Go through the data below and transcribe it exactly. Omit the images.

##### Provided entries #####

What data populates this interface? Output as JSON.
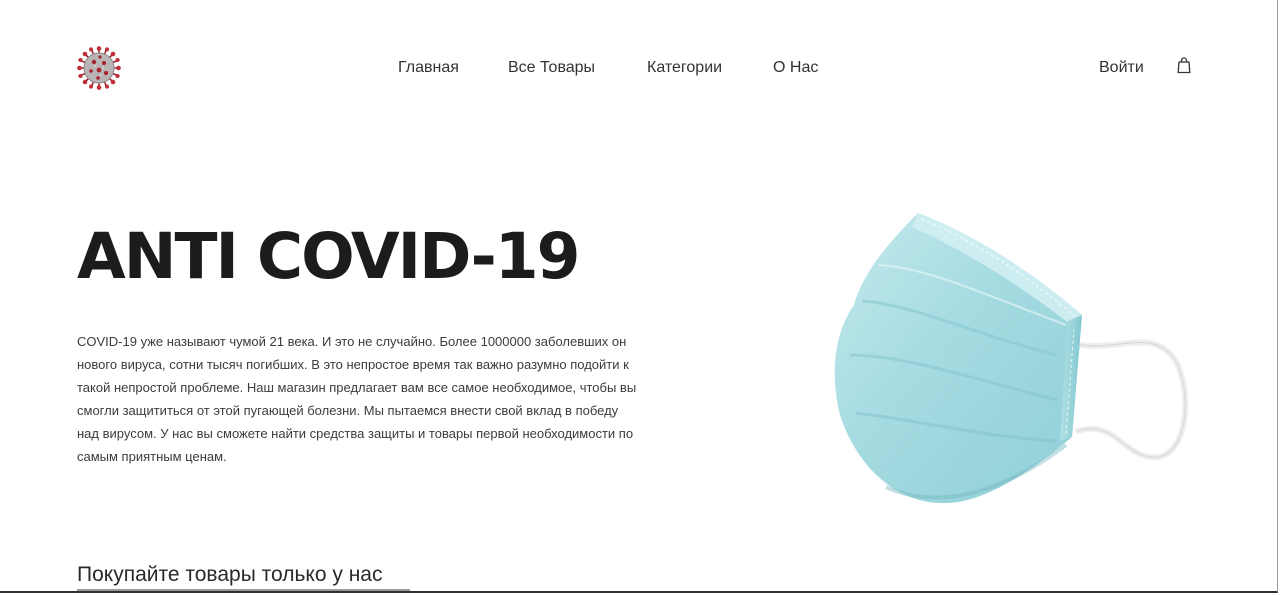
{
  "header": {
    "logo_icon": "coronavirus-logo-icon",
    "nav": {
      "home": "Главная",
      "all_products": "Все Товары",
      "categories": "Категории",
      "about": "О Нас"
    },
    "login": "Войти",
    "cart_icon": "shopping-bag-icon"
  },
  "hero": {
    "title": "ANTI COVID-19",
    "description": "COVID-19 уже называют чумой 21 века. И это не случайно. Более 1000000 заболевших он нового вируса, сотни тысяч погибших. В это непростое время так важно разумно подойти к такой непростой проблеме. Наш магазин предлагает вам все самое необходимое, чтобы вы смогли защититься от этой пугающей болезни. Мы пытаемся внести свой вклад в победу над вирусом. У нас вы сможете найти средства защиты и товары первой необходимости по самым приятным ценам.",
    "image_icon": "medical-mask-image"
  },
  "section": {
    "heading": "Покупайте товары только у нас"
  },
  "colors": {
    "text": "#222222",
    "mask": "#a9dde2",
    "virus": "#b3262e"
  }
}
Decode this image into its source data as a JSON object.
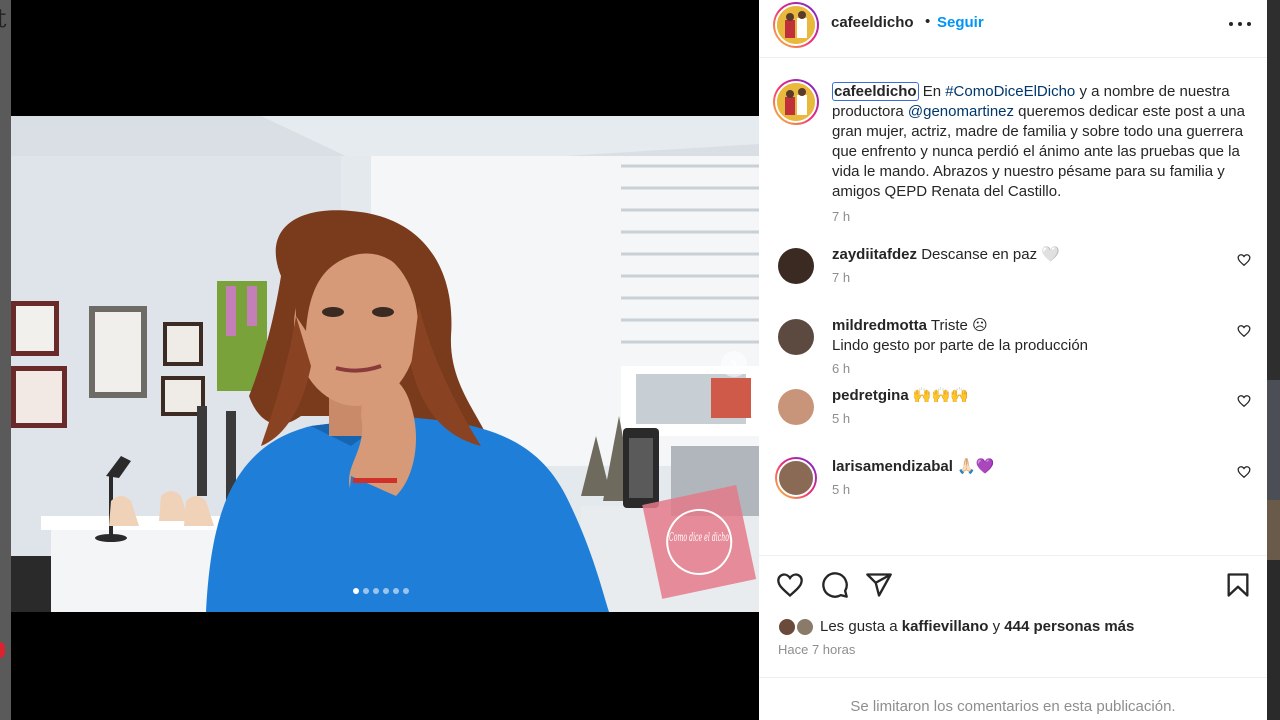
{
  "background_page": {
    "left_glyph": "t"
  },
  "post": {
    "author": "cafeeldicho",
    "separator": "•",
    "follow_label": "Seguir",
    "caption_user": "cafeeldicho",
    "caption_part1": " En ",
    "caption_hashtag": "#ComoDiceElDicho",
    "caption_part2": " y a nombre de nuestra productora ",
    "caption_mention": "@genomartinez",
    "caption_part3": " queremos dedicar este post a una gran mujer, actriz, madre de familia y sobre todo una guerrera que enfrento y nunca perdió el ánimo ante las pruebas que la vida le mando. Abrazos y nuestro pésame para su familia y amigos QEPD Renata del Castillo.",
    "caption_time": "7 h",
    "carousel": {
      "count": 6,
      "active_index": 0
    },
    "watermark_text": "Como dice el dicho"
  },
  "comments": [
    {
      "user": "zaydiitafdez",
      "text": "Descanse en paz 🤍",
      "time": "7 h",
      "avatar_color": "#3a2a22",
      "story_ring": false
    },
    {
      "user": "mildredmotta",
      "text": "Triste ☹\nLindo gesto por parte de la producción",
      "time": "6 h",
      "avatar_color": "#5c4a40",
      "story_ring": false
    },
    {
      "user": "pedretgina",
      "text": "🙌🙌🙌",
      "time": "5 h",
      "avatar_color": "#c9957a",
      "story_ring": false
    },
    {
      "user": "larisamendizabal",
      "text": "🙏🏻💜",
      "time": "5 h",
      "avatar_color": "#8a6a55",
      "story_ring": true
    }
  ],
  "likes": {
    "prefix": "Les gusta a ",
    "first_user": "kaffievillano",
    "middle": " y ",
    "others": "444 personas más"
  },
  "post_time": "Hace 7 horas",
  "footer_note": "Se limitaron los comentarios en esta publicación.",
  "colors": {
    "link": "#00376b",
    "follow": "#0095f6",
    "muted": "#8e8e8e",
    "text": "#262626",
    "shirt": "#1f7fd8",
    "hair": "#7a3a1c"
  },
  "icons": [
    "heart-icon",
    "comment-icon",
    "share-icon",
    "bookmark-icon",
    "more-options-icon",
    "chevron-right-icon"
  ]
}
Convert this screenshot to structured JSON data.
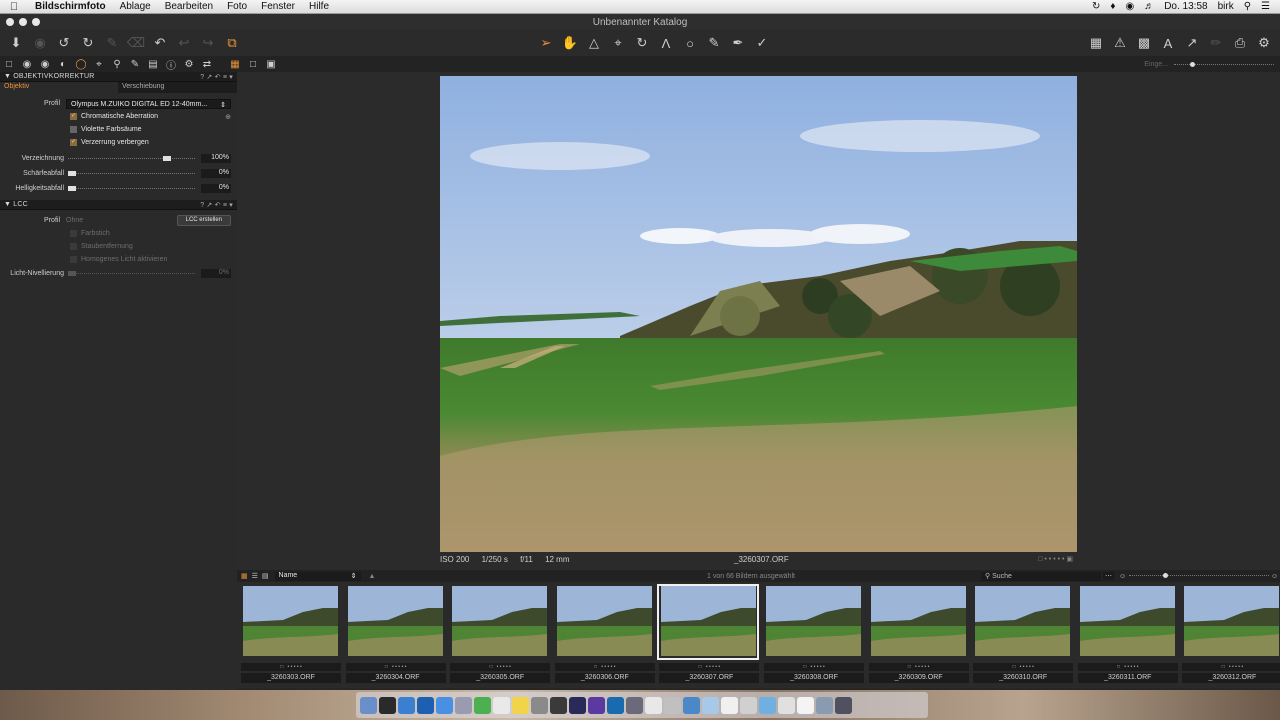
{
  "menubar": {
    "app": "Bildschirmfoto",
    "items": [
      "Ablage",
      "Bearbeiten",
      "Foto",
      "Fenster",
      "Hilfe"
    ],
    "clock": "Do. 13:58",
    "user": "birk"
  },
  "window": {
    "title": "Unbenannter Katalog"
  },
  "panel": {
    "objektiv": {
      "title": "OBJEKTIVKORREKTUR",
      "tab_active": "Objektiv",
      "tab_other": "Verschiebung",
      "profil_label": "Profil",
      "profil_value": "Olympus M.ZUIKO DIGITAL ED 12-40mm...",
      "checks": [
        {
          "label": "Chromatische Aberration",
          "checked": true
        },
        {
          "label": "Violette Farbsäume",
          "checked": false
        },
        {
          "label": "Verzerrung verbergen",
          "checked": true
        }
      ],
      "sliders": [
        {
          "label": "Verzeichnung",
          "value": "100%",
          "level": 1.0
        },
        {
          "label": "Schärfeabfall",
          "value": "0%",
          "level": 0.0
        },
        {
          "label": "Helligkeitsabfall",
          "value": "0%",
          "level": 0.0
        }
      ]
    },
    "lcc": {
      "title": "LCC",
      "profil_label": "Profil",
      "profil_value": "Ohne",
      "button": "LCC erstellen",
      "checks": [
        "Farbstich",
        "Staubentfernung",
        "Homogenes Licht aktivieren"
      ],
      "slider_label": "Licht-Nivellierung",
      "slider_value": "0%"
    }
  },
  "viewer": {
    "iso": "ISO 200",
    "shutter": "1/250 s",
    "aperture": "f/11",
    "focal": "12 mm",
    "filename": "_3260307.ORF"
  },
  "browser": {
    "sort": "Name",
    "status": "1 von 66 Bildern ausgewählt",
    "search_placeholder": "Suche",
    "thumbs": [
      "_3260303.ORF",
      "_3260304.ORF",
      "_3260305.ORF",
      "_3260306.ORF",
      "_3260307.ORF",
      "_3260308.ORF",
      "_3260309.ORF",
      "_3260310.ORF",
      "_3260311.ORF",
      "_3260312.ORF"
    ],
    "selected_index": 4
  },
  "top_right_label": "Einge..."
}
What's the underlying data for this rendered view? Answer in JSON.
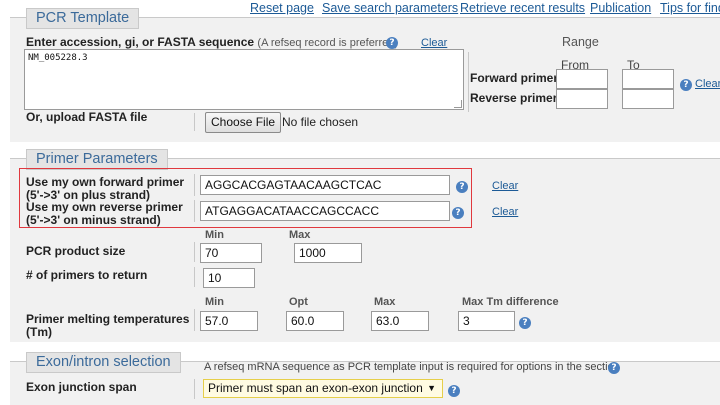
{
  "top_links": [
    "Reset page",
    "Save search parameters",
    "Retrieve recent results",
    "Publication",
    "Tips for find"
  ],
  "pcr_template": {
    "title": "PCR Template",
    "entry_label": "Enter accession, gi, or FASTA sequence",
    "entry_note": "(A refseq record is preferred)",
    "clear_label": "Clear",
    "sequence_value": "NM_005228.3",
    "range_title": "Range",
    "from_label": "From",
    "to_label": "To",
    "forward_label": "Forward primer",
    "reverse_label": "Reverse primer",
    "range_clear_label": "Clear",
    "upload_label": "Or, upload FASTA file",
    "choose_file_label": "Choose File",
    "no_file_label": "No file chosen"
  },
  "primer_params": {
    "title": "Primer Parameters",
    "forward_own_label": "Use my own forward primer",
    "forward_own_sub": "(5'->3' on plus strand)",
    "forward_value": "AGGCACGAGTAACAAGCTCAC",
    "reverse_own_label": "Use my own reverse primer",
    "reverse_own_sub": "(5'->3' on minus strand)",
    "reverse_value": "ATGAGGACATAACCAGCCACC",
    "clear_label": "Clear",
    "min_label": "Min",
    "max_label": "Max",
    "product_size_label": "PCR product size",
    "product_min": "70",
    "product_max": "1000",
    "num_primers_label": "# of primers to return",
    "num_primers_value": "10",
    "tm_min_label": "Min",
    "tm_opt_label": "Opt",
    "tm_max_label": "Max",
    "tm_diff_label": "Max Tm difference",
    "tm_label_line1": "Primer melting temperatures",
    "tm_label_line2": "(Tm)",
    "tm_min": "57.0",
    "tm_opt": "60.0",
    "tm_max": "63.0",
    "tm_diff": "3"
  },
  "exon": {
    "title": "Exon/intron selection",
    "note": "A refseq mRNA sequence as PCR template input is required for options in the section",
    "junction_label": "Exon junction span",
    "junction_value": "Primer must span an exon-exon junction"
  },
  "colors": {
    "link": "#1c5a96",
    "section_bg": "#f1f1f1",
    "highlight_box": "#e0383e",
    "help_icon": "#4a7fbf"
  },
  "icons": [
    "help-icon",
    "dropdown-arrow-icon"
  ]
}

#####

[Written reply]
What data populates this interface? Output as JSON.
{
  "header": {
    "logo_icon": "coronavirus-logo-icon",
    "nav": {
      "home": "Главная",
      "all_products": "Все Товары",
      "categories": "Категории",
      "about": "О Нас"
    },
    "login": "Войти",
    "cart_icon": "shopping-bag-icon"
  },
  "hero": {
    "title": "ANTI COVID-19",
    "description": "COVID-19 уже называют чумой 21 века. И это не случайно. Более 1000000 заболевших он нового вируса, сотни тысяч погибших. В это непростое время так важно разумно подойти к такой непростой проблеме. Наш магазин предлагает вам все самое необходимое, чтобы вы смогли защититься от этой пугающей болезни. Мы пытаемся внести свой вклад в победу над вирусом. У нас вы сможете найти средства защиты и товары первой необходимости по самым приятным ценам.",
    "image_icon": "medical-mask-image"
  },
  "section": {
    "heading": "Покупайте товары только у нас"
  },
  "colors": {
    "text": "#222222",
    "mask": "#a9dde2",
    "virus": "#b3262e"
  }
}
Decode this image into its source data as a JSON object.
{
  "background_page": {
    "left_glyph": "t"
  },
  "post": {
    "author": "cafeeldicho",
    "separator": "•",
    "follow_label": "Seguir",
    "caption_user": "cafeeldicho",
    "caption_part1": " En ",
    "caption_hashtag": "#ComoDiceElDicho",
    "caption_part2": " y a nombre de nuestra productora ",
    "caption_mention": "@genomartinez",
    "caption_part3": " queremos dedicar este post a una gran mujer, actriz, madre de familia y sobre todo una guerrera que enfrento y nunca perdió el ánimo ante las pruebas que la vida le mando. Abrazos y nuestro pésame para su familia y amigos QEPD Renata del Castillo.",
    "caption_time": "7 h",
    "carousel": {
      "count": 6,
      "active_index": 0
    },
    "watermark_text": "Como dice el dicho"
  },
  "comments": [
    {
      "user": "zaydiitafdez",
      "text": "Descanse en paz 🤍",
      "time": "7 h",
      "avatar_color": "#3a2a22",
      "story_ring": false
    },
    {
      "user": "mildredmotta",
      "text": "Triste ☹\nLindo gesto por parte de la producción",
      "time": "6 h",
      "avatar_color": "#5c4a40",
      "story_ring": false
    },
    {
      "user": "pedretgina",
      "text": "🙌🙌🙌",
      "time": "5 h",
      "avatar_color": "#c9957a",
      "story_ring": false
    },
    {
      "user": "larisamendizabal",
      "text": "🙏🏻💜",
      "time": "5 h",
      "avatar_color": "#8a6a55",
      "story_ring": true
    }
  ],
  "likes": {
    "prefix": "Les gusta a ",
    "first_user": "kaffievillano",
    "middle": " y ",
    "others": "444 personas más"
  },
  "post_time": "Hace 7 horas",
  "footer_note": "Se limitaron los comentarios en esta publicación.",
  "colors": {
    "link": "#00376b",
    "follow": "#0095f6",
    "muted": "#8e8e8e",
    "text": "#262626",
    "shirt": "#1f7fd8",
    "hair": "#7a3a1c"
  },
  "icons": [
    "heart-icon",
    "comment-icon",
    "share-icon",
    "bookmark-icon",
    "more-options-icon",
    "chevron-right-icon"
  ]
}
Convert this screenshot to structured JSON data.
{
  "menubar": {
    "app": "Bildschirmfoto",
    "items": [
      "Ablage",
      "Bearbeiten",
      "Foto",
      "Fenster",
      "Hilfe"
    ],
    "clock": "Do. 13:58",
    "user": "birk"
  },
  "window": {
    "title": "Unbenannter Katalog"
  },
  "panel": {
    "objektiv": {
      "title": "OBJEKTIVKORREKTUR",
      "tab_active": "Objektiv",
      "tab_other": "Verschiebung",
      "profil_label": "Profil",
      "profil_value": "Olympus M.ZUIKO DIGITAL ED 12-40mm...",
      "checks": [
        {
          "label": "Chromatische Aberration",
          "checked": true
        },
        {
          "label": "Violette Farbsäume",
          "checked": false
        },
        {
          "label": "Verzerrung verbergen",
          "checked": true
        }
      ],
      "sliders": [
        {
          "label": "Verzeichnung",
          "value": "100%",
          "level": 1.0
        },
        {
          "label": "Schärfeabfall",
          "value": "0%",
          "level": 0.0
        },
        {
          "label": "Helligkeitsabfall",
          "value": "0%",
          "level": 0.0
        }
      ]
    },
    "lcc": {
      "title": "LCC",
      "profil_label": "Profil",
      "profil_value": "Ohne",
      "button": "LCC erstellen",
      "checks": [
        "Farbstich",
        "Staubentfernung",
        "Homogenes Licht aktivieren"
      ],
      "slider_label": "Licht-Nivellierung",
      "slider_value": "0%"
    }
  },
  "viewer": {
    "iso": "ISO 200",
    "shutter": "1/250 s",
    "aperture": "f/11",
    "focal": "12 mm",
    "filename": "_3260307.ORF"
  },
  "browser": {
    "sort": "Name",
    "status": "1 von 66 Bildern ausgewählt",
    "search_placeholder": "Suche",
    "thumbs": [
      "_3260303.ORF",
      "_3260304.ORF",
      "_3260305.ORF",
      "_3260306.ORF",
      "_3260307.ORF",
      "_3260308.ORF",
      "_3260309.ORF",
      "_3260310.ORF",
      "_3260311.ORF",
      "_3260312.ORF"
    ],
    "selected_index": 4
  },
  "top_right_label": "Einge..."
}
What's the underlying data for this rendered view? Answer in JSON.
{
  "top_links": [
    "Reset page",
    "Save search parameters",
    "Retrieve recent results",
    "Publication",
    "Tips for find"
  ],
  "pcr_template": {
    "title": "PCR Template",
    "entry_label": "Enter accession, gi, or FASTA sequence",
    "entry_note": "(A refseq record is preferred)",
    "clear_label": "Clear",
    "sequence_value": "NM_005228.3",
    "range_title": "Range",
    "from_label": "From",
    "to_label": "To",
    "forward_label": "Forward primer",
    "reverse_label": "Reverse primer",
    "range_clear_label": "Clear",
    "upload_label": "Or, upload FASTA file",
    "choose_file_label": "Choose File",
    "no_file_label": "No file chosen"
  },
  "primer_params": {
    "title": "Primer Parameters",
    "forward_own_label": "Use my own forward primer",
    "forward_own_sub": "(5'->3' on plus strand)",
    "forward_value": "AGGCACGAGTAACAAGCTCAC",
    "reverse_own_label": "Use my own reverse primer",
    "reverse_own_sub": "(5'->3' on minus strand)",
    "reverse_value": "ATGAGGACATAACCAGCCACC",
    "clear_label": "Clear",
    "min_label": "Min",
    "max_label": "Max",
    "product_size_label": "PCR product size",
    "product_min": "70",
    "product_max": "1000",
    "num_primers_label": "# of primers to return",
    "num_primers_value": "10",
    "tm_min_label": "Min",
    "tm_opt_label": "Opt",
    "tm_max_label": "Max",
    "tm_diff_label": "Max Tm difference",
    "tm_label_line1": "Primer melting temperatures",
    "tm_label_line2": "(Tm)",
    "tm_min": "57.0",
    "tm_opt": "60.0",
    "tm_max": "63.0",
    "tm_diff": "3"
  },
  "exon": {
    "title": "Exon/intron selection",
    "note": "A refseq mRNA sequence as PCR template input is required for options in the section",
    "junction_label": "Exon junction span",
    "junction_value": "Primer must span an exon-exon junction"
  },
  "colors": {
    "link": "#1c5a96",
    "section_bg": "#f1f1f1",
    "highlight_box": "#e0383e",
    "help_icon": "#4a7fbf"
  },
  "icons": [
    "help-icon",
    "dropdown-arrow-icon"
  ]
}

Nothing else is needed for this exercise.